# START OF Supplied information

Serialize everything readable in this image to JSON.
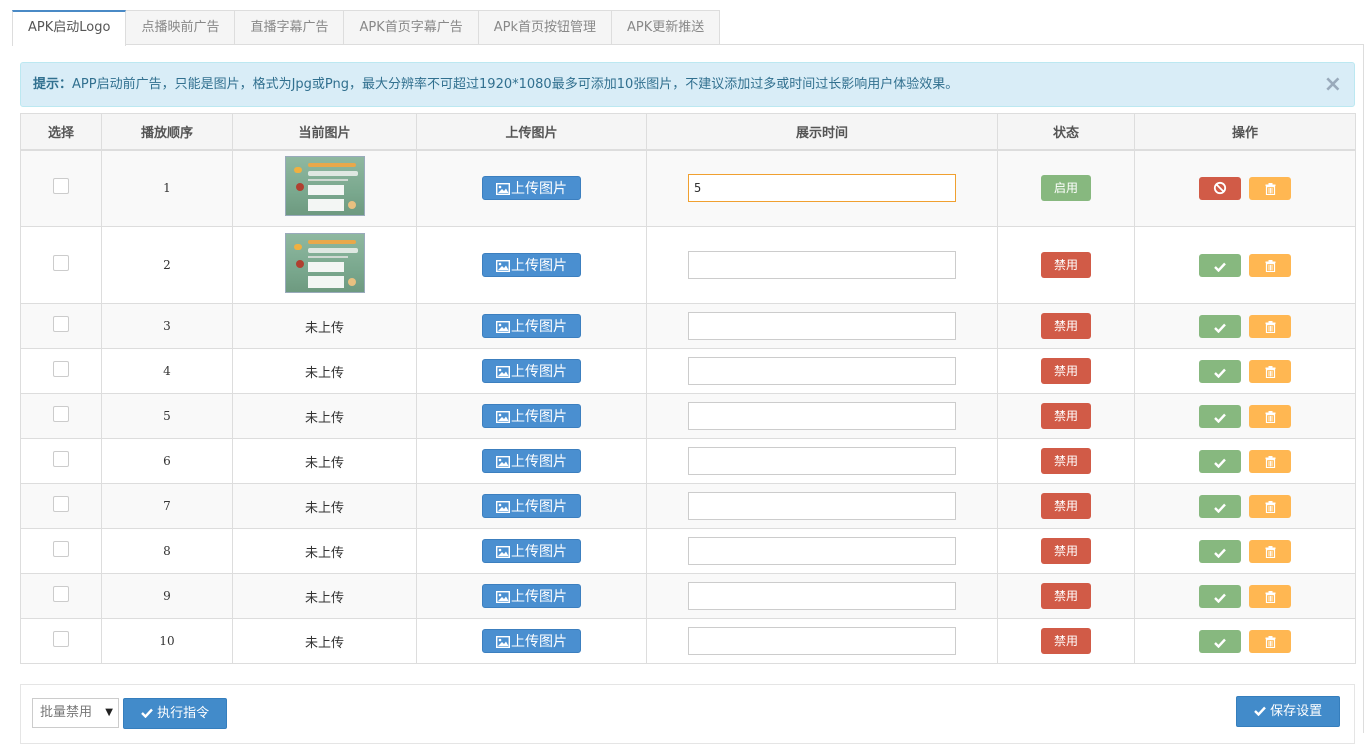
{
  "tabs": [
    {
      "label": "APK启动Logo",
      "active": true
    },
    {
      "label": "点播映前广告",
      "active": false
    },
    {
      "label": "直播字幕广告",
      "active": false
    },
    {
      "label": "APK首页字幕广告",
      "active": false
    },
    {
      "label": "APk首页按钮管理",
      "active": false
    },
    {
      "label": "APK更新推送",
      "active": false
    }
  ],
  "alert": {
    "prefix": "提示：",
    "text": "APP启动前广告，只能是图片，格式为Jpg或Png，最大分辨率不可超过1920*1080最多可添加10张图片，不建议添加过多或时间过长影响用户体验效果。",
    "close": "×"
  },
  "table": {
    "headers": [
      "选择",
      "播放顺序",
      "当前图片",
      "上传图片",
      "展示时间",
      "状态",
      "操作"
    ],
    "upload_label": "上传图片",
    "not_uploaded_label": "未上传",
    "rows": [
      {
        "order": "1",
        "has_image": true,
        "time": "5",
        "status": "启用",
        "enabled": true
      },
      {
        "order": "2",
        "has_image": true,
        "time": "",
        "status": "禁用",
        "enabled": false
      },
      {
        "order": "3",
        "has_image": false,
        "time": "",
        "status": "禁用",
        "enabled": false
      },
      {
        "order": "4",
        "has_image": false,
        "time": "",
        "status": "禁用",
        "enabled": false
      },
      {
        "order": "5",
        "has_image": false,
        "time": "",
        "status": "禁用",
        "enabled": false
      },
      {
        "order": "6",
        "has_image": false,
        "time": "",
        "status": "禁用",
        "enabled": false
      },
      {
        "order": "7",
        "has_image": false,
        "time": "",
        "status": "禁用",
        "enabled": false
      },
      {
        "order": "8",
        "has_image": false,
        "time": "",
        "status": "禁用",
        "enabled": false
      },
      {
        "order": "9",
        "has_image": false,
        "time": "",
        "status": "禁用",
        "enabled": false
      },
      {
        "order": "10",
        "has_image": false,
        "time": "",
        "status": "禁用",
        "enabled": false
      }
    ]
  },
  "footer": {
    "batch_select_value": "批量禁用",
    "exec_label": "执行指令",
    "save_label": "保存设置"
  },
  "colors": {
    "primary": "#428bca",
    "success": "#87b87f",
    "danger": "#d15b47",
    "warning": "#ffb752",
    "alert_bg": "#d9edf7"
  }
}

# END OF Supplied information

_What the task asks_
Count the lines in the records above that hold the word "true", and give only that number.

_Finished task_
4